INSTRUCTION
Find every line in the records that holds the string "structured". Copy each one.

[Records from a data collection]
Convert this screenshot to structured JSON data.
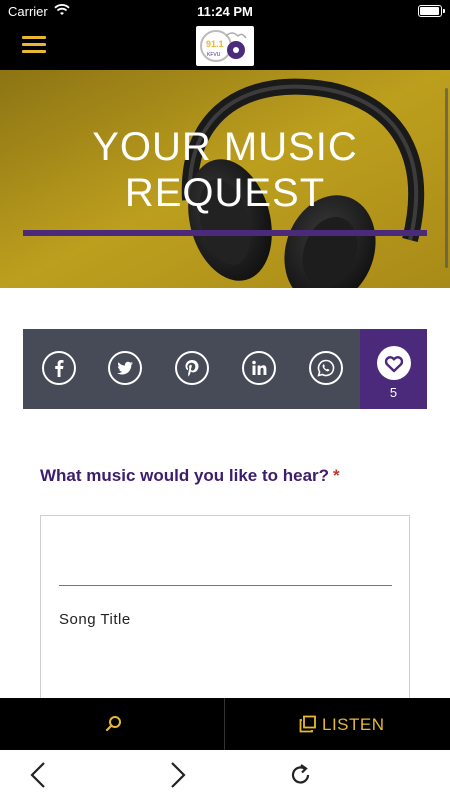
{
  "status_bar": {
    "carrier": "Carrier",
    "time": "11:24 PM"
  },
  "header": {
    "menu_icon": "hamburger-menu-icon",
    "logo_text": "91.1",
    "logo_subtext": "KFVU"
  },
  "hero": {
    "title_line1": "YOUR MUSIC",
    "title_line2": "REQUEST"
  },
  "share": {
    "icons": [
      "facebook-icon",
      "twitter-icon",
      "pinterest-icon",
      "linkedin-icon",
      "whatsapp-icon"
    ],
    "like_icon": "heart-icon",
    "like_count": "5"
  },
  "form": {
    "question": "What music would you like to hear?",
    "required_mark": "*",
    "song_value": "",
    "song_label": "Song Title"
  },
  "bottom_bar": {
    "search_icon": "search-icon",
    "listen_label": "LISTEN",
    "listen_icon": "copy-icon"
  },
  "browser_nav": {
    "back_icon": "chevron-left-icon",
    "forward_icon": "chevron-right-icon",
    "reload_icon": "reload-icon"
  },
  "colors": {
    "accent_gold": "#e8b830",
    "brand_purple": "#4b2a7c",
    "share_bar": "#474b57",
    "question_text": "#3c1d6e"
  }
}
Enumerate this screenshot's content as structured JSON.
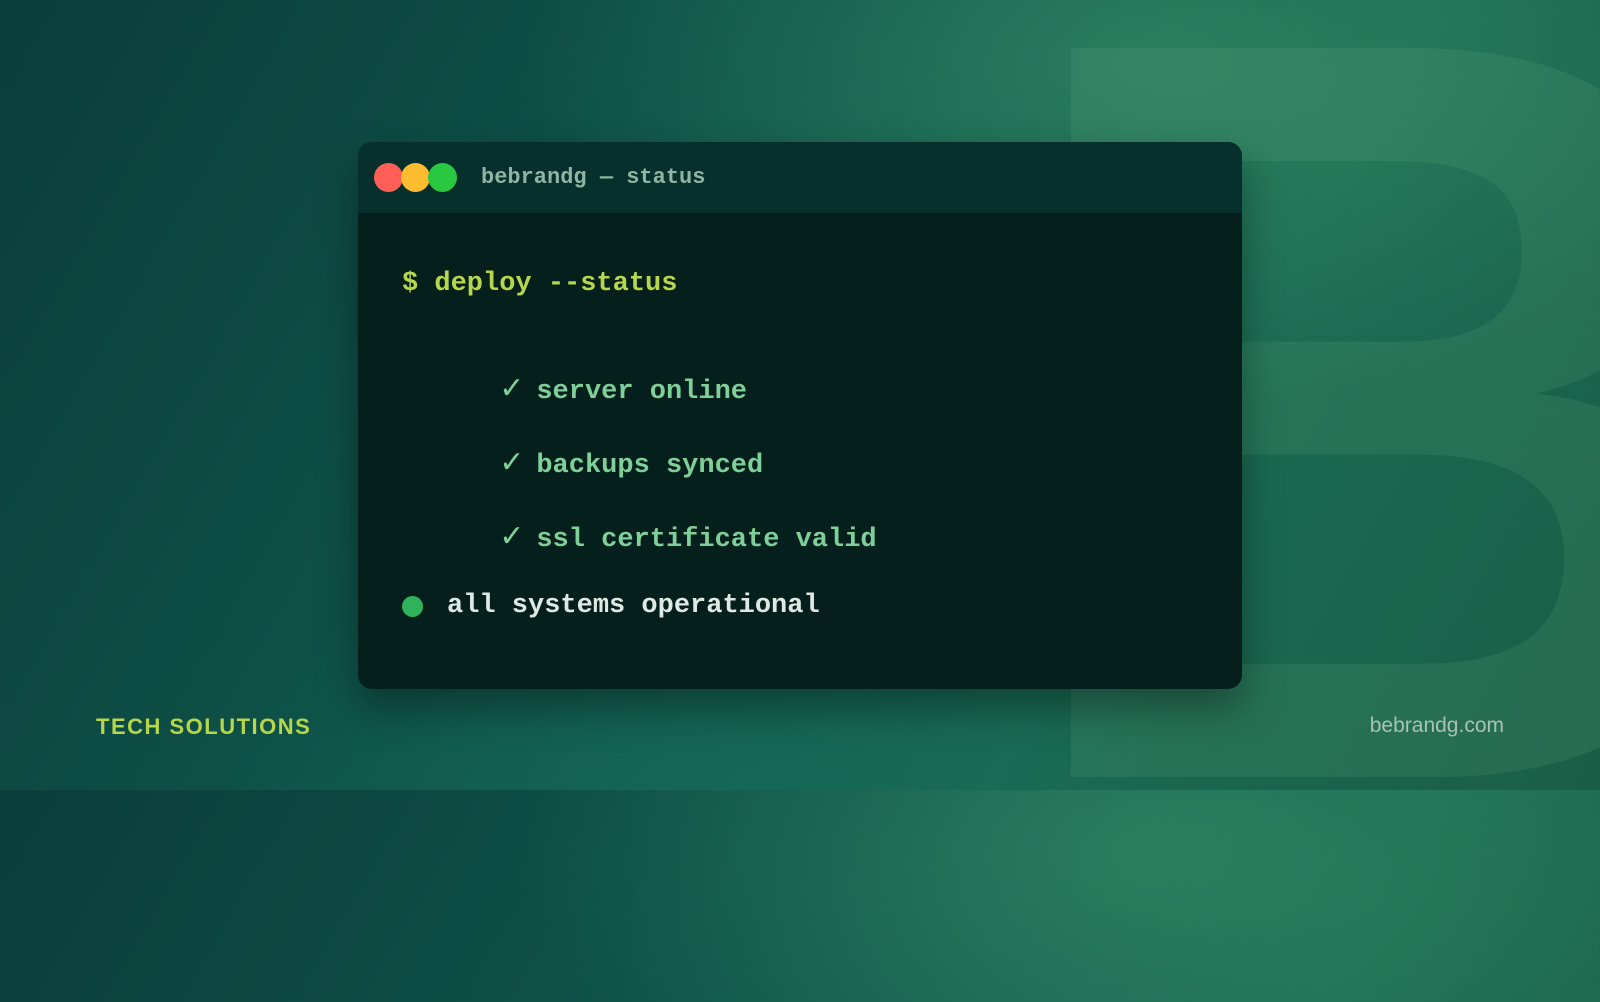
{
  "background": {
    "letter": "B"
  },
  "terminal": {
    "title": "bebrandg — status",
    "prompt": "$ deploy --status",
    "checks": [
      {
        "icon": "✓",
        "text": "server online"
      },
      {
        "icon": "✓",
        "text": "backups synced"
      },
      {
        "icon": "✓",
        "text": "ssl certificate valid"
      }
    ],
    "status_text": "all systems operational"
  },
  "footer": {
    "tagline": "TECH SOLUTIONS",
    "website": "bebrandg.com"
  },
  "colors": {
    "accent": "#b7d64a",
    "check_green": "#7fcf99",
    "status_dot": "#2fb35a",
    "dot_red": "#ff5f57",
    "dot_yellow": "#febc2e",
    "dot_green": "#28c840"
  }
}
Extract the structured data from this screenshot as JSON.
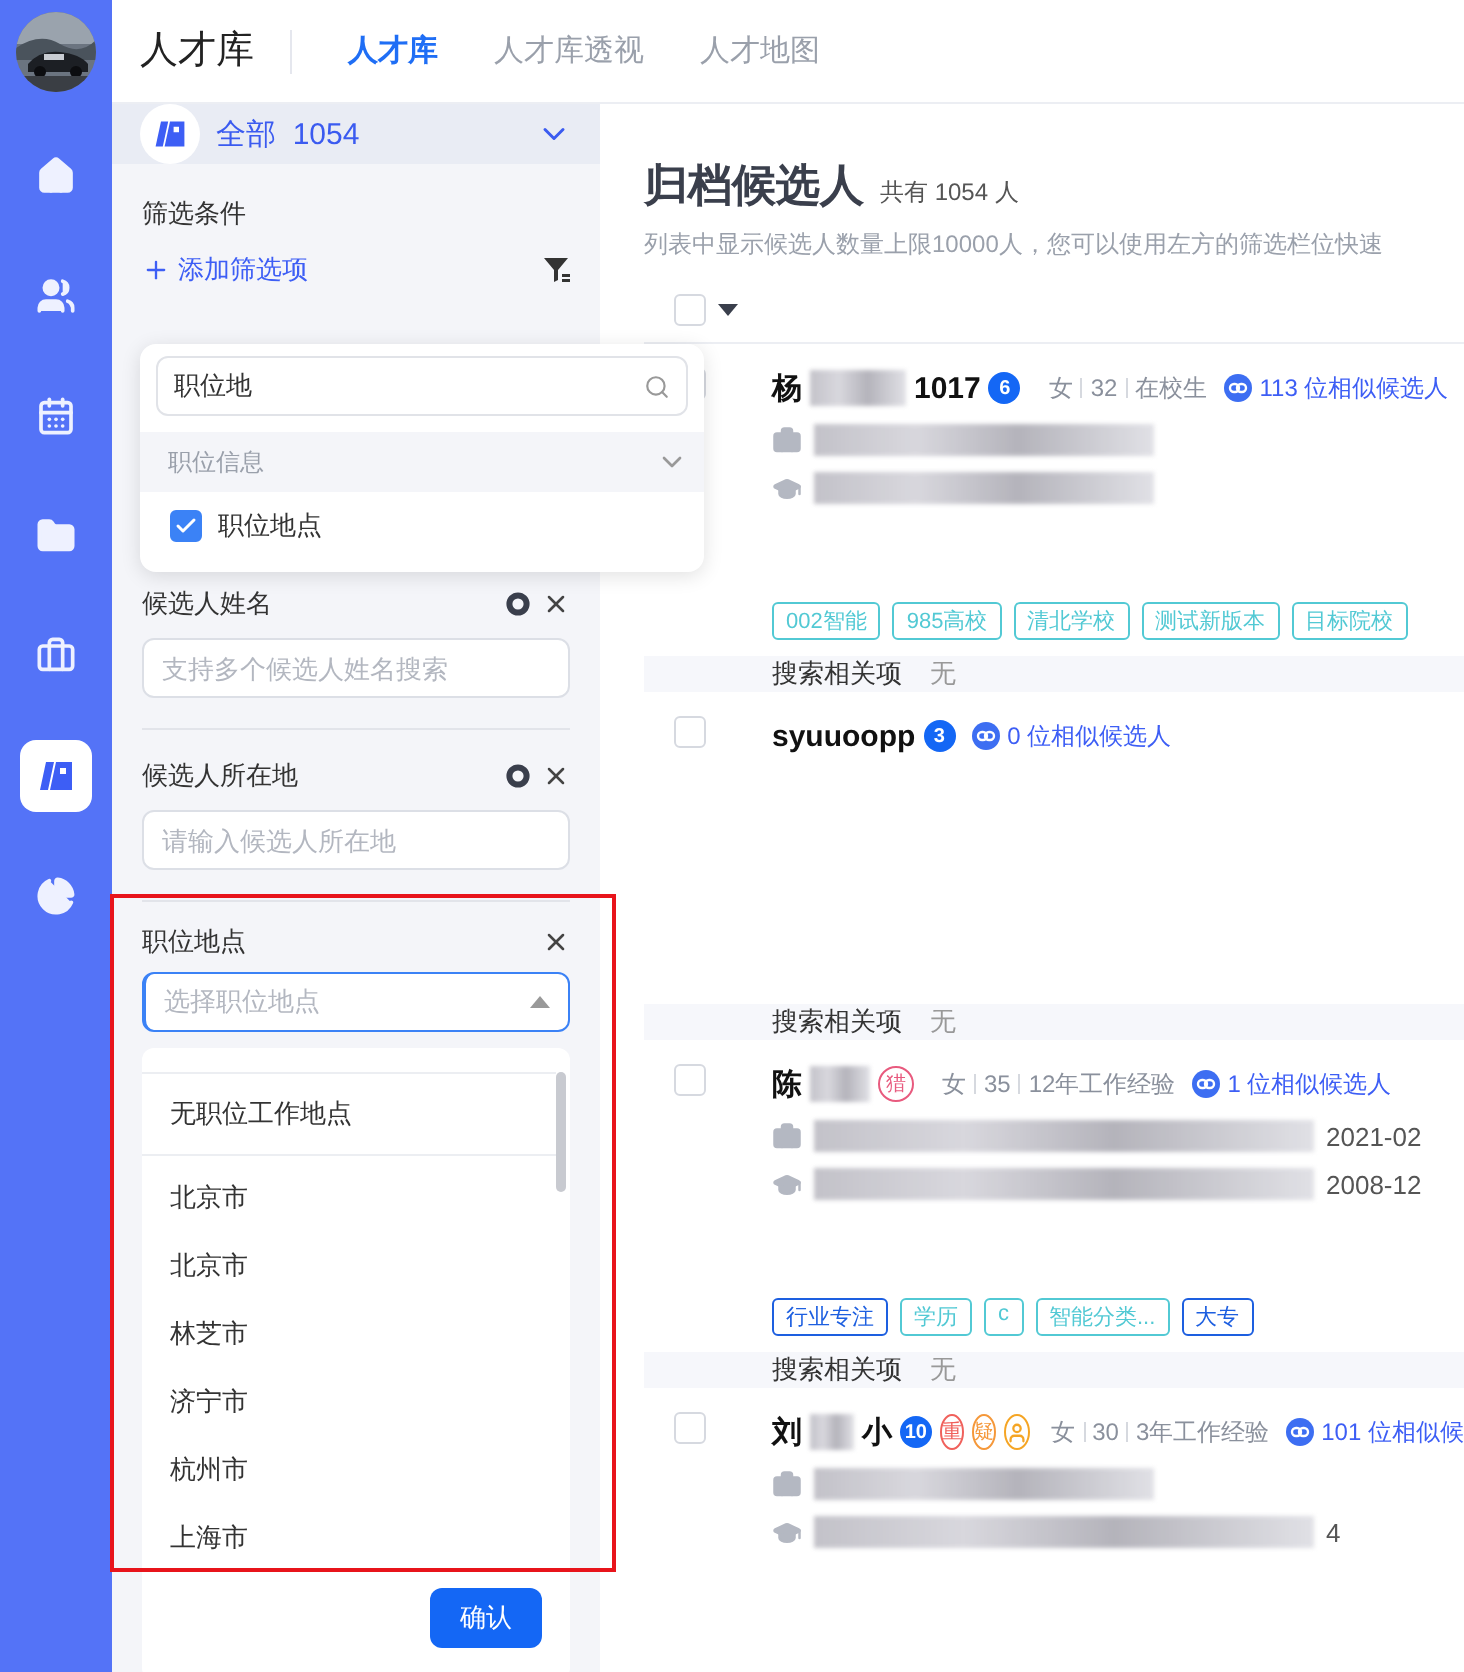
{
  "nav": {
    "items": [
      {
        "kind": "home",
        "selected": false
      },
      {
        "kind": "people",
        "selected": false
      },
      {
        "kind": "calendar",
        "selected": false
      },
      {
        "kind": "folder",
        "selected": false
      },
      {
        "kind": "briefcase",
        "selected": false
      },
      {
        "kind": "library",
        "selected": true
      },
      {
        "kind": "chart",
        "selected": false
      }
    ]
  },
  "header": {
    "title": "人才库",
    "tabs": [
      {
        "label": "人才库",
        "selected": true
      },
      {
        "label": "人才库透视",
        "selected": false
      },
      {
        "label": "人才地图",
        "selected": false
      }
    ]
  },
  "filter": {
    "scope": "全部",
    "count": "1054",
    "title": "筛选条件",
    "add_label": "添加筛选项",
    "popup": {
      "query": "职位地",
      "group": "职位信息",
      "options": [
        {
          "label": "职位地点",
          "checked": true
        }
      ]
    },
    "fields": [
      {
        "label": "候选人姓名",
        "placeholder": "支持多个候选人姓名搜索",
        "kind": "text"
      },
      {
        "label": "候选人所在地",
        "placeholder": "请输入候选人所在地",
        "kind": "text"
      },
      {
        "label": "职位地点",
        "placeholder": "选择职位地点",
        "kind": "select",
        "expanded": true
      }
    ],
    "dropdown": {
      "options": [
        "无职位工作地点",
        "北京市",
        "北京市",
        "林芝市",
        "济宁市",
        "杭州市",
        "上海市"
      ],
      "confirm": "确认"
    }
  },
  "main": {
    "title": "归档候选人",
    "count": "共有 1054 人",
    "hint": "列表中显示候选人数量上限10000人，您可以使用左方的筛选栏位快速",
    "select_all": {
      "checked": false
    },
    "candidates": [
      {
        "name": "杨",
        "name_tail": "1017",
        "count": "6",
        "meta": [
          "女",
          "32",
          "在校生"
        ],
        "similar": "113 位相似候选人",
        "details": [
          {
            "kind": "work"
          },
          {
            "kind": "education"
          }
        ],
        "tags": [
          {
            "label": "002智能",
            "color": "#52c9d4"
          },
          {
            "label": "985高校",
            "color": "#52c9d4"
          },
          {
            "label": "清北学校",
            "color": "#52c9d4"
          },
          {
            "label": "测试新版本",
            "color": "#52c9d4"
          },
          {
            "label": "目标院校",
            "color": "#52c9d4"
          }
        ],
        "relevance_label": "搜索相关项",
        "relevance": "无",
        "checked": false
      },
      {
        "name": "syuuoopp",
        "count": "3",
        "similar": "0 位相似候选人",
        "relevance_label": "搜索相关项",
        "relevance": "无",
        "checked": false
      },
      {
        "name": "陈",
        "markers": [
          {
            "kind": "text",
            "label": "猎",
            "color": "#e85a7e"
          }
        ],
        "meta": [
          "女",
          "35",
          "12年工作经验"
        ],
        "similar": "1 位相似候选人",
        "details": [
          {
            "kind": "work",
            "tail": "2021-02"
          },
          {
            "kind": "education",
            "tail": "2008-12"
          }
        ],
        "tags": [
          {
            "label": "行业专注",
            "color": "#1d5fe0"
          },
          {
            "label": "学历",
            "color": "#52c9d4"
          },
          {
            "label": "c",
            "color": "#52c9d4"
          },
          {
            "label": "智能分类...",
            "color": "#52c9d4"
          },
          {
            "label": "大专",
            "color": "#1d5fe0"
          }
        ],
        "relevance_label": "搜索相关项",
        "relevance": "无",
        "checked": false
      },
      {
        "name": "刘",
        "name_tail": "小",
        "count": "10",
        "markers": [
          {
            "kind": "text",
            "label": "重",
            "color": "#f0615c"
          },
          {
            "kind": "text",
            "label": "疑",
            "color": "#f5983a"
          },
          {
            "kind": "person",
            "color": "#f5a524"
          }
        ],
        "meta": [
          "女",
          "30",
          "3年工作经验"
        ],
        "similar": "101 位相似候",
        "details": [
          {
            "kind": "work"
          },
          {
            "kind": "education",
            "tail": "4"
          }
        ],
        "checked": false
      }
    ]
  }
}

CORRECT RESPONSE
Convert this screenshot to structured JSON data.
Enumerate this screenshot's content as structured JSON.
Extract the structured data from this screenshot as JSON.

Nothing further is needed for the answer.